__PAGE TEXT__.
- 34°19′49″N 58°41′02″E﻿ / ﻿34.33028°N 58.68389°E
- Type: Settlement
- Periods: Achaemenid Empire
- Cultures: Persian
- Location: Gonabad, Razavi Khorasan Province, Iran
- Region: gonabad1506
- Part of: 1506

History
- Built: 6th century BCE
- Built by: Cyrus the Great, Kai Khosrow

Site notes
- Material: Clay
- Condition: In use
- Management: Iranian Government
- Public access: Open

UNESCO World Heritage Site
- Official name: Qasabeh Gonabad
- Type: Cultural
- Criteria: (iii)(iv)
- Designated: 2016 (40th session)
- Reference no.: 1506-001
- Region: Asia-Pacific

= Qanats of Ghasabeh =

Part of the Persian Qanat, Iranian national heritage site

The Qanats of Ghasabeh (قنات قصبه), also called Kariz e Kay Khosrow, is one of the world's oldest and largest networks of qanats (underground aqueducts). Built between 700 and 500 BCE by the Achaemenid Empire in what is now Gonabad, Razavi Khorasan Province, Iran, the complex contains 427 water wells with a total length of 33113 m. The site was first added to UNESCO's list of tentative World Heritage Sites in 2007, then officially inscribed in 2016, collectively with several other qanats, as "The Persian Qanat".

== History ==
Qanat Ghasabe has a link to the legendary king of Iran Kay Khosrow. Many historical and geographical sources mention two main wars in Gonabad region during the time of Kay Khosrow. Davazdah Rokh war and Froad war had been mentioned in Shahnameh. According to Nasir Khusraw, the qanat of Gonabad was built by the order of Kay Khosrow

=== Persian period ===

The use of water clocks in Iran, especially in the Qanats of Gonabad and Kariz Zibad, dates back to 500 BCE. Later they were also used to determine the exact holy days of pre-Islamic religions, such as the Nowruz, Chelah, or Yaldā—the shortest, longest, and equal-length days and nights of the year. The water clock, or Fenjaan, was the most accurate and commonly used timekeeping device for calculating the amount or the time that a farmer must take water from the Qanats of Gonabad until it was replaced by more accurate current clocks.

__INPUT DATA__.
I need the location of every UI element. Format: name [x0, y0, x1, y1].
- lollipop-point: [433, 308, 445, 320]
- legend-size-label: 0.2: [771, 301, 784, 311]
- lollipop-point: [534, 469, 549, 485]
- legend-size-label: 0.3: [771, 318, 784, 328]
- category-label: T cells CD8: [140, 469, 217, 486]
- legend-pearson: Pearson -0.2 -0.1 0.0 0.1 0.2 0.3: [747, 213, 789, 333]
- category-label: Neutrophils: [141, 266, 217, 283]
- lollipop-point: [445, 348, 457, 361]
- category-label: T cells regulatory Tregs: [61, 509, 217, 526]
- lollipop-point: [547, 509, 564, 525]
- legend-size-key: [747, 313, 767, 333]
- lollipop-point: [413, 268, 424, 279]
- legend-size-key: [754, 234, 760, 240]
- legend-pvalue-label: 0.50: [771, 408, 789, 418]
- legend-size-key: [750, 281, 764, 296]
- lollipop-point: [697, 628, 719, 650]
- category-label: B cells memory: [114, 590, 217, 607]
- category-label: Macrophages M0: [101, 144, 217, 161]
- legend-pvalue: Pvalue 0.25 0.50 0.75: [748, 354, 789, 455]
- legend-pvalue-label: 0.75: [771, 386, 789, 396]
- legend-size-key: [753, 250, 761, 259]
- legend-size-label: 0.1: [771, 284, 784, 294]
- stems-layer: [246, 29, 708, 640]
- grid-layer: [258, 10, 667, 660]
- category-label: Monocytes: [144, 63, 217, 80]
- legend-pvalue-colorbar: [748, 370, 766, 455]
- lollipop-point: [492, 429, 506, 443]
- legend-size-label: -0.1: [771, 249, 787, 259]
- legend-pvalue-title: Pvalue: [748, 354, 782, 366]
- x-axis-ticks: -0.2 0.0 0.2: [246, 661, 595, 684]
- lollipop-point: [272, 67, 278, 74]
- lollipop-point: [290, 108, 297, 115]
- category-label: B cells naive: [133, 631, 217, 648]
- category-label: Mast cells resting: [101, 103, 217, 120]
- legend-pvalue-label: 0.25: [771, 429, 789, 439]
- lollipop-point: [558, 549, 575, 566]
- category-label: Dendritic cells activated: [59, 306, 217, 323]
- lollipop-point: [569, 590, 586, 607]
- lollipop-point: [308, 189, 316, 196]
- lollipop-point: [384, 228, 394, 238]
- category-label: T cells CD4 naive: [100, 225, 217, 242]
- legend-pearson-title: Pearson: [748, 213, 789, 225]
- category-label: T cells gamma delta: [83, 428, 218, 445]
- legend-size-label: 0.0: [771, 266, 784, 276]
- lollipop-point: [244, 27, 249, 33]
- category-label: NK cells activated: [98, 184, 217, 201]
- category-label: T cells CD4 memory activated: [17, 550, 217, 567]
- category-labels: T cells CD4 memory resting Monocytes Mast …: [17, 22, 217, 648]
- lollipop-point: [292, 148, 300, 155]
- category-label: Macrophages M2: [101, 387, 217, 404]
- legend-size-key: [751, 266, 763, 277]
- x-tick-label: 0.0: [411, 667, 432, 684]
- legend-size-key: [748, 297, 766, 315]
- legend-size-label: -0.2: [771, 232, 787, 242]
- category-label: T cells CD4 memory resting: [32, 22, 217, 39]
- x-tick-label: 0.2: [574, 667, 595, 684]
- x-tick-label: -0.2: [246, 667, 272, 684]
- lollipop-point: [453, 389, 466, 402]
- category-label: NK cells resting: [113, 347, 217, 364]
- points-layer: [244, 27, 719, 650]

__WHAT THE TASK ASKS__. Rewrite the passage in the text on the Qanats of Ghasabeh that opens with the words containing "The use of water" and closes with "accurate current clocks.", changing "farmer" to "grower".

__RESULT OF THE TASK__.
The use of water clocks in Iran, especially in the Qanats of Gonabad and Kariz Zibad, dates back to 500 BCE. Later they were also used to determine the exact holy days of pre-Islamic religions, such as the Nowruz, Chelah, or Yaldā—the shortest, longest, and equal-length days and nights of the year. The water clock, or Fenjaan, was the most accurate and commonly used timekeeping device for calculating the amount or the time that a grower must take water from the Qanats of Gonabad until it was replaced by more accurate current clocks.